┌─ Provided passage

Lymphocyte-variant hypereosinophilia usually takes a benign and indolent course. Long-term treatment with corticosteroids lowers blood eosinophil levels as well as suppresses and prevents complications of the disease in >80% of cases. However, signs and symptoms of the disease recur in virtually all cases if corticosteroid dosages are tapered in order to reduce the many adverse side effects of corticosteroids. Alternate treatments used to treat corticosteroid resistant disease or for use as corticosteroid-sparing substitutes include interferon-α or its analog, peginterferon alfa-2a, mepolizumab (an antibody directed against IL-5), ciclosporin (an immunosuppressive drug), imatinib (an inhibitor of tyrosine kinases; numerous tyrosine kinase cell signaling proteins are responsible for the growth and proliferation of eosinophils (see clonal eosinophilia}), methotrexate and hydroxycarbamide (both are chemotherapy and immunosuppressant drugs), and alemtuzumab (an antibody that binds to the CD52 antigen on mature lymphocytes thereby marking them for destruction by the body). The few patients who have been treated with these alternate drugs have exhibited good responses in the majority of instances. Reslizumab, a newly developed antibody directed against interleukin 5 that has been successfully used to treat 4 patients with the hypereosinophilic syndrome, may also be of use for lymphocyte-variant eosinophilia. Patients suffering minimal or no disease complications have gone untreated.

In 10% to 25% of patients, mostly 3 to 10 years after initial diagnosis, the indolent course of lymphocyte-variant hypereosinophilia changes. Patients exhibit rapid increases in lymphadenopathy, spleen size, and blood cell numbers, some cells of which take on the appearance of immature and/or malignant cells. Their disease soon thereafter escalates to an angioimmunoblastic T-cell lymphoma, peripheral T cell lymphoma, anaplastic large-cell lymphoma (which unlike most lymphomas of this type is anaplastic lymphoma kinase-negative), or cutaneous T cell lymphoma. The malignantly transformed disease is aggressive and has a poor prognosis. Recommended treatment includes chemotherapy with fludarabine, cladribine, or the CHOP combination of drugs followed by bone marrow transplantation.

└─
┌─ Data for analysis

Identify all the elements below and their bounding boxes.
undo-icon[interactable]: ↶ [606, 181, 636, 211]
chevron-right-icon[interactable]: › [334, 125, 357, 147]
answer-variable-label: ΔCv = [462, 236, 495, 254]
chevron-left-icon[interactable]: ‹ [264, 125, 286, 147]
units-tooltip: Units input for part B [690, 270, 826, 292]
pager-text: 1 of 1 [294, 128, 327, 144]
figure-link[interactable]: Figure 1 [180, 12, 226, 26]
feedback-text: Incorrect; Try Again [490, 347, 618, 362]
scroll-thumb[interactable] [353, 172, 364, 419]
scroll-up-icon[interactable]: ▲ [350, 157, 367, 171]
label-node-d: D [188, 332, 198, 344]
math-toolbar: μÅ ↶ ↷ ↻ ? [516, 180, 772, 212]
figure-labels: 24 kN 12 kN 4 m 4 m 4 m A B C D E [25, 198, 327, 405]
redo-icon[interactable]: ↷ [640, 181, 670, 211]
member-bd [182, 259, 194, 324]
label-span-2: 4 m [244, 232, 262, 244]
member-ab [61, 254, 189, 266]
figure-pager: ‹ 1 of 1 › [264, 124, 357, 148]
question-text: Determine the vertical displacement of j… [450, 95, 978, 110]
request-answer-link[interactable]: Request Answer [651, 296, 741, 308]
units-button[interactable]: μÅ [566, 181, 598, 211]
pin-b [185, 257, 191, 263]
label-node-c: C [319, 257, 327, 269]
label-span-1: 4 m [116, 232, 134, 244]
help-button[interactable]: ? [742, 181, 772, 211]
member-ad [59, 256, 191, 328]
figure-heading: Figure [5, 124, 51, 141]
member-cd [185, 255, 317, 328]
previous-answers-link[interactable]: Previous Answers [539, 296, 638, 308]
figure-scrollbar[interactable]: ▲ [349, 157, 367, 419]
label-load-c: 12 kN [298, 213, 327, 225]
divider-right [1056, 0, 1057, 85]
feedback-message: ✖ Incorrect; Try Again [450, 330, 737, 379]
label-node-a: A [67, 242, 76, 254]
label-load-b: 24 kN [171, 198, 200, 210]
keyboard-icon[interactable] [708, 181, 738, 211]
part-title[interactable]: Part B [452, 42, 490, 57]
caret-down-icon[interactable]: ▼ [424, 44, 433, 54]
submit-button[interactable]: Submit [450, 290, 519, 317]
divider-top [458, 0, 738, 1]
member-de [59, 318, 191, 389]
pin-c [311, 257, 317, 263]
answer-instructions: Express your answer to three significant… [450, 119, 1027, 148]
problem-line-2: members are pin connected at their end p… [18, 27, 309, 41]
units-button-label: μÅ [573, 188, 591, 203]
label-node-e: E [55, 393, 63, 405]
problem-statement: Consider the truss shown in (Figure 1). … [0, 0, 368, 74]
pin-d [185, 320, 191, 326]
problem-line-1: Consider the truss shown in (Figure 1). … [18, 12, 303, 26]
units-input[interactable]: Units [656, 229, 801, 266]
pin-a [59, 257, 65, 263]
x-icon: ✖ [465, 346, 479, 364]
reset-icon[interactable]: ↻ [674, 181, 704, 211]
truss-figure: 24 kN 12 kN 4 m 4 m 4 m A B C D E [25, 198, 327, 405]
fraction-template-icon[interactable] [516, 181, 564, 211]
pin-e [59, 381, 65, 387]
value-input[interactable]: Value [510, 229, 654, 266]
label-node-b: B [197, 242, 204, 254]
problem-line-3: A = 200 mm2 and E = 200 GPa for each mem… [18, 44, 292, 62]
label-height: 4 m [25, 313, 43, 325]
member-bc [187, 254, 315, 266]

└─

Exercise prompt | Reproduce verbatim the portion of the passage on lymphocyte-variant hypereosinophilia between "In 10% to 25%" and "bone marrow transplantation.", inclusive. The data above bear no relation to the passage on lymphocyte-variant hypereosinophilia.

Result |
In 10% to 25% of patients, mostly 3 to 10 years after initial diagnosis, the indolent course of lymphocyte-variant hypereosinophilia changes. Patients exhibit rapid increases in lymphadenopathy, spleen size, and blood cell numbers, some cells of which take on the appearance of immature and/or malignant cells. Their disease soon thereafter escalates to an angioimmunoblastic T-cell lymphoma, peripheral T cell lymphoma, anaplastic large-cell lymphoma (which unlike most lymphomas of this type is anaplastic lymphoma kinase-negative), or cutaneous T cell lymphoma. The malignantly transformed disease is aggressive and has a poor prognosis. Recommended treatment includes chemotherapy with fludarabine, cladribine, or the CHOP combination of drugs followed by bone marrow transplantation.